*What the task requires:* Please say how many lines of the listing hold "ШПОН", with no other words in the answer.

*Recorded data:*
_____

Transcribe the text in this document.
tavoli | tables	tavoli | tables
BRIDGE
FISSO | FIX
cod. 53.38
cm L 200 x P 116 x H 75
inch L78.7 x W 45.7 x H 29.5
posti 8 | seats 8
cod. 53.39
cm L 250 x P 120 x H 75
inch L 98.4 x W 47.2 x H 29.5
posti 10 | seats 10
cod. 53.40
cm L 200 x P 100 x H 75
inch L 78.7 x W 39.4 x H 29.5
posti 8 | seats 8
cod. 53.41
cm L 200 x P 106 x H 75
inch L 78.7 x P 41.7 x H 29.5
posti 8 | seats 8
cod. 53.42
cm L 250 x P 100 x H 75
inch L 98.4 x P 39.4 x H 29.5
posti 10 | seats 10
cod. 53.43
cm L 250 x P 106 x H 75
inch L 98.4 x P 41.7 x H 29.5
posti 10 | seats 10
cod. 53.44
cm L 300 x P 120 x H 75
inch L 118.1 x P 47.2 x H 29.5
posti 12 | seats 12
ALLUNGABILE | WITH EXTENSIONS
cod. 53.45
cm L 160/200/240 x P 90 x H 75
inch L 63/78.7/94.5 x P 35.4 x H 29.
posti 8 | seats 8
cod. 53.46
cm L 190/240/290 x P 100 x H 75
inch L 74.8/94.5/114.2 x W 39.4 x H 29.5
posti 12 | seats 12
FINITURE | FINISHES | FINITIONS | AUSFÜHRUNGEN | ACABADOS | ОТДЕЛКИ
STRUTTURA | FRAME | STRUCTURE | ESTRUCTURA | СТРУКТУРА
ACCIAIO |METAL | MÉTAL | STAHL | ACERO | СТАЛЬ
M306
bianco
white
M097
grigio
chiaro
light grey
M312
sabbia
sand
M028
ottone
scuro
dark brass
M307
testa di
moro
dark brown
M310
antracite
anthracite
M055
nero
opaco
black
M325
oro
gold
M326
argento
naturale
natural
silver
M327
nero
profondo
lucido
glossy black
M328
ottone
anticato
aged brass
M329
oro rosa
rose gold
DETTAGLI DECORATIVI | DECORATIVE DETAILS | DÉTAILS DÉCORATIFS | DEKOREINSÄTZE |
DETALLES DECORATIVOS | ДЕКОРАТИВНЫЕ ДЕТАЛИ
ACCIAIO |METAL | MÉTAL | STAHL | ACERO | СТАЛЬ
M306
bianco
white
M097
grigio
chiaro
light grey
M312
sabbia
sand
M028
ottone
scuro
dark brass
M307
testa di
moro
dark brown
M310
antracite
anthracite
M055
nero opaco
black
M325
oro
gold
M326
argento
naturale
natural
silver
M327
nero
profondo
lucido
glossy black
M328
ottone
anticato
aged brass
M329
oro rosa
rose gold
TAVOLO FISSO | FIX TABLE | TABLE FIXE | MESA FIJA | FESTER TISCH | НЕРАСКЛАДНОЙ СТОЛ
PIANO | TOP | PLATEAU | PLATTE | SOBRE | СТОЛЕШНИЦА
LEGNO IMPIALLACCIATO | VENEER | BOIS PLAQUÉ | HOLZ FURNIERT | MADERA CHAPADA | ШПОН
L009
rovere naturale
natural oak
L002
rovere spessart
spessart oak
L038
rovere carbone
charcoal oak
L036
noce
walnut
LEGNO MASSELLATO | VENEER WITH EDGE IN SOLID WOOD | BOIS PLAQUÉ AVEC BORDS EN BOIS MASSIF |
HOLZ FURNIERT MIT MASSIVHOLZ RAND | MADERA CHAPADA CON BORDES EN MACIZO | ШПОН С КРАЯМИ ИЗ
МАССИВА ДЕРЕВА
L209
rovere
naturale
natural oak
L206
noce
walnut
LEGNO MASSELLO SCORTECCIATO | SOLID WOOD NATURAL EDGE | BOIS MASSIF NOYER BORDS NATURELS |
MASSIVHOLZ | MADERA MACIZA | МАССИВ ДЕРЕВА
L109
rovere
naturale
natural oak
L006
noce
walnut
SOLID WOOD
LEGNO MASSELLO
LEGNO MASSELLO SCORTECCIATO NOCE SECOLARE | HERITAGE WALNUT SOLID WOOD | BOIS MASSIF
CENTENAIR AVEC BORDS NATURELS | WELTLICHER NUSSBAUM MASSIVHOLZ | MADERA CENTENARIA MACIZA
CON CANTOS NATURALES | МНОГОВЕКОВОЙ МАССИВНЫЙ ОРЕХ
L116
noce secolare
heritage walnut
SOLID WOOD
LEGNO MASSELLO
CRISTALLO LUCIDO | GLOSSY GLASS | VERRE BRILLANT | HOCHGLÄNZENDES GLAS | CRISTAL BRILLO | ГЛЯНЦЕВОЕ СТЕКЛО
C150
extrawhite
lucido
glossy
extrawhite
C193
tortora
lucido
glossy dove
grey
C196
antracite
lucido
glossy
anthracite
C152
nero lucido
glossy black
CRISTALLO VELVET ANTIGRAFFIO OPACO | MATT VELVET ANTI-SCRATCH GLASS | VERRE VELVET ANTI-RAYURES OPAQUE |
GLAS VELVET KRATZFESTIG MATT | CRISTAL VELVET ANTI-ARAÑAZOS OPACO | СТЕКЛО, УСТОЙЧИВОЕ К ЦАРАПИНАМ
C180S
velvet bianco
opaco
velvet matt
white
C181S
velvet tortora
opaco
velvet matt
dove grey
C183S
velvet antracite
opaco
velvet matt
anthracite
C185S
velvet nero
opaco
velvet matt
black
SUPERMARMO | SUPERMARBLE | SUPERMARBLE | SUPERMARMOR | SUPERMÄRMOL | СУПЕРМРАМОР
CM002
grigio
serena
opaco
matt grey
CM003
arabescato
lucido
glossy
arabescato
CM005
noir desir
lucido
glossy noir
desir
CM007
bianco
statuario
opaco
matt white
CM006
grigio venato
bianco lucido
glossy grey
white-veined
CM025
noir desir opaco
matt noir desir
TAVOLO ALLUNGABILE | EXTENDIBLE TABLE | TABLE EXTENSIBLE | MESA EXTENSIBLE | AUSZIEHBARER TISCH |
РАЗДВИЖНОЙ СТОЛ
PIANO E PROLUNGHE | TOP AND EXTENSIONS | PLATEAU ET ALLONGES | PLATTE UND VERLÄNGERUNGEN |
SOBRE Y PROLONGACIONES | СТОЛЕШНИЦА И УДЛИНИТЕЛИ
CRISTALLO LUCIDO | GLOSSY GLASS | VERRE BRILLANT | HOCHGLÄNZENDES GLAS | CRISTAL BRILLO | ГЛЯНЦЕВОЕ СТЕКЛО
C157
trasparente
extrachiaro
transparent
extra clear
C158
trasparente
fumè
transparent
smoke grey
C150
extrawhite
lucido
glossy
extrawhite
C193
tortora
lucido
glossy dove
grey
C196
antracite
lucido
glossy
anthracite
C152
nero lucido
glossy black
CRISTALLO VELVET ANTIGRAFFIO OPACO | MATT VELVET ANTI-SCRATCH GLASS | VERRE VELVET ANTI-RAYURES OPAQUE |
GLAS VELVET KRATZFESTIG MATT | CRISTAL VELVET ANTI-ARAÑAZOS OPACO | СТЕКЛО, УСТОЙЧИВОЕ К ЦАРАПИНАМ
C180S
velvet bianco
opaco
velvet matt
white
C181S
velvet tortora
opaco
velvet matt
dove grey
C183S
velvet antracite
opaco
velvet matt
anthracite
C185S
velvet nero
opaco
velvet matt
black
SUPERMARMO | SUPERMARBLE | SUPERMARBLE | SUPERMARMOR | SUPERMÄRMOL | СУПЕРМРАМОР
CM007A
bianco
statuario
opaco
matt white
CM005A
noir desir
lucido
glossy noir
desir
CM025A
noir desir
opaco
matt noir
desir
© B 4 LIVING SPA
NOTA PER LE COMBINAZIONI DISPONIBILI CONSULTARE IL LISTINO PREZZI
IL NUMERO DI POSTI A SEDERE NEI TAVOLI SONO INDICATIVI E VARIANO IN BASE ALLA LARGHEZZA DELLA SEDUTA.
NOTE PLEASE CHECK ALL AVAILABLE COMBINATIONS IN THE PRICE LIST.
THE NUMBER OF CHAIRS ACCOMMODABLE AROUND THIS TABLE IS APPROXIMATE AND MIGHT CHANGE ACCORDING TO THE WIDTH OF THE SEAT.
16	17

_____

*Full answer:* 2